Without the pictures, print each of the records below exactly as it appears.

════════

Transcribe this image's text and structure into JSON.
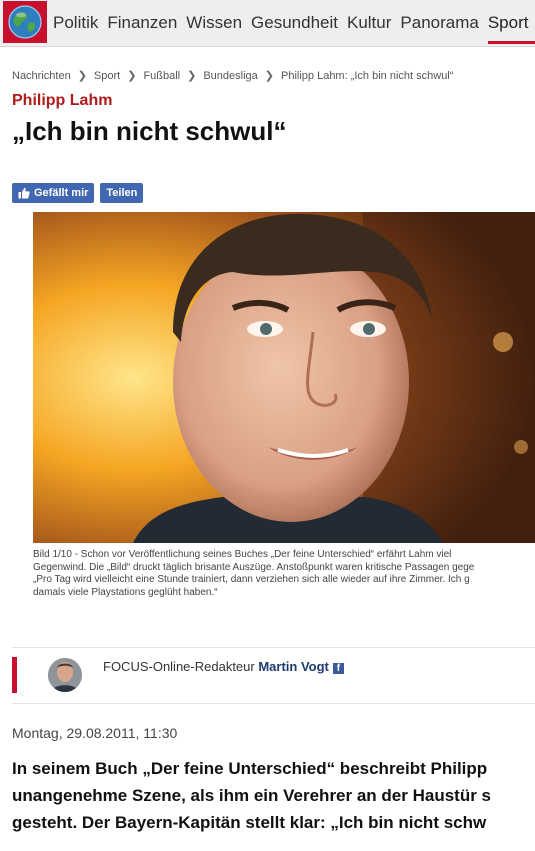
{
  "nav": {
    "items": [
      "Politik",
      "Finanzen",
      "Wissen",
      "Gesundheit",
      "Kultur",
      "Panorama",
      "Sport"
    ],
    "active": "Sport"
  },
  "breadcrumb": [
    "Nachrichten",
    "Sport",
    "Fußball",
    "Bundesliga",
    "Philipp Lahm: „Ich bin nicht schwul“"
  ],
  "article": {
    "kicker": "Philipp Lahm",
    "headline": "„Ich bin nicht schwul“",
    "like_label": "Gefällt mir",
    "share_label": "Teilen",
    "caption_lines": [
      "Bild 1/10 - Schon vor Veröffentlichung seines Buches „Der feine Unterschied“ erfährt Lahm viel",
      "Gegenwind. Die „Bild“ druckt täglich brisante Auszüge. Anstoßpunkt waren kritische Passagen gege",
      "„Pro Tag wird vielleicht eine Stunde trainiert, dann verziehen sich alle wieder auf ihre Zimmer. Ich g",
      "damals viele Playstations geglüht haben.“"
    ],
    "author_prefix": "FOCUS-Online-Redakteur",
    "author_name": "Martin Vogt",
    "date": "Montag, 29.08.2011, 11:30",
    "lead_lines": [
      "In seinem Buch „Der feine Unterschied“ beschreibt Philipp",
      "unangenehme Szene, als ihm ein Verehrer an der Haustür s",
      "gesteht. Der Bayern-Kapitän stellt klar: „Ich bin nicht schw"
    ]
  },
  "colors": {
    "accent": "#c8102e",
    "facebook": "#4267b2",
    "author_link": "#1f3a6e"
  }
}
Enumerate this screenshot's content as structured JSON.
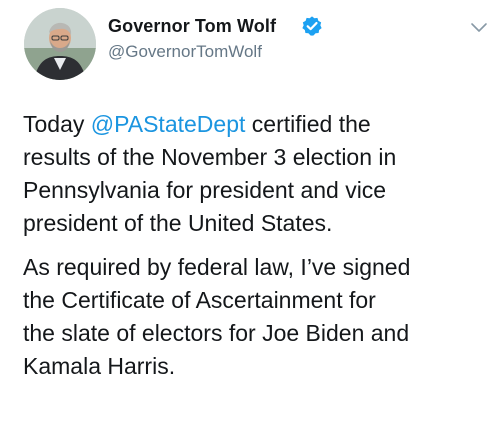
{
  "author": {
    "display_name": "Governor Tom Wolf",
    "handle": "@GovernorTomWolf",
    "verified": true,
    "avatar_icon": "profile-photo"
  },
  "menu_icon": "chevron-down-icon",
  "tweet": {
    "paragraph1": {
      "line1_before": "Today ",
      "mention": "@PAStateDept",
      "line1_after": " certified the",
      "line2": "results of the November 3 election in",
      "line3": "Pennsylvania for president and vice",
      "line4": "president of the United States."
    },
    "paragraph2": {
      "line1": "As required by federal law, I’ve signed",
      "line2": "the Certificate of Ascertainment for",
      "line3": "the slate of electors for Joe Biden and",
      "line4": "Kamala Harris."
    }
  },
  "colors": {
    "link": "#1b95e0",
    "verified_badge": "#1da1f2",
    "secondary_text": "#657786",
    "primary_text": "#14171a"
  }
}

════════

Correct response =
Transcribe this image's text and structure into JSON.
{
  "nav": {
    "items": [
      "Politik",
      "Finanzen",
      "Wissen",
      "Gesundheit",
      "Kultur",
      "Panorama",
      "Sport"
    ],
    "active": "Sport"
  },
  "breadcrumb": [
    "Nachrichten",
    "Sport",
    "Fußball",
    "Bundesliga",
    "Philipp Lahm: „Ich bin nicht schwul“"
  ],
  "article": {
    "kicker": "Philipp Lahm",
    "headline": "„Ich bin nicht schwul“",
    "like_label": "Gefällt mir",
    "share_label": "Teilen",
    "caption_lines": [
      "Bild 1/10 - Schon vor Veröffentlichung seines Buches „Der feine Unterschied“ erfährt Lahm viel",
      "Gegenwind. Die „Bild“ druckt täglich brisante Auszüge. Anstoßpunkt waren kritische Passagen gege",
      "„Pro Tag wird vielleicht eine Stunde trainiert, dann verziehen sich alle wieder auf ihre Zimmer. Ich g",
      "damals viele Playstations geglüht haben.“"
    ],
    "author_prefix": "FOCUS-Online-Redakteur",
    "author_name": "Martin Vogt",
    "date": "Montag, 29.08.2011, 11:30",
    "lead_lines": [
      "In seinem Buch „Der feine Unterschied“ beschreibt Philipp",
      "unangenehme Szene, als ihm ein Verehrer an der Haustür s",
      "gesteht. Der Bayern-Kapitän stellt klar: „Ich bin nicht schw"
    ]
  },
  "colors": {
    "accent": "#c8102e",
    "facebook": "#4267b2",
    "author_link": "#1f3a6e"
  }
}
Enumerate this screenshot's content as structured JSON.
{
  "author": {
    "display_name": "Governor Tom Wolf",
    "handle": "@GovernorTomWolf",
    "verified": true,
    "avatar_icon": "profile-photo"
  },
  "menu_icon": "chevron-down-icon",
  "tweet": {
    "paragraph1": {
      "line1_before": "Today ",
      "mention": "@PAStateDept",
      "line1_after": " certified the",
      "line2": "results of the November 3 election in",
      "line3": "Pennsylvania for president and vice",
      "line4": "president of the United States."
    },
    "paragraph2": {
      "line1": "As required by federal law, I’ve signed",
      "line2": "the Certificate of Ascertainment for",
      "line3": "the slate of electors for Joe Biden and",
      "line4": "Kamala Harris."
    }
  },
  "colors": {
    "link": "#1b95e0",
    "verified_badge": "#1da1f2",
    "secondary_text": "#657786",
    "primary_text": "#14171a"
  }
}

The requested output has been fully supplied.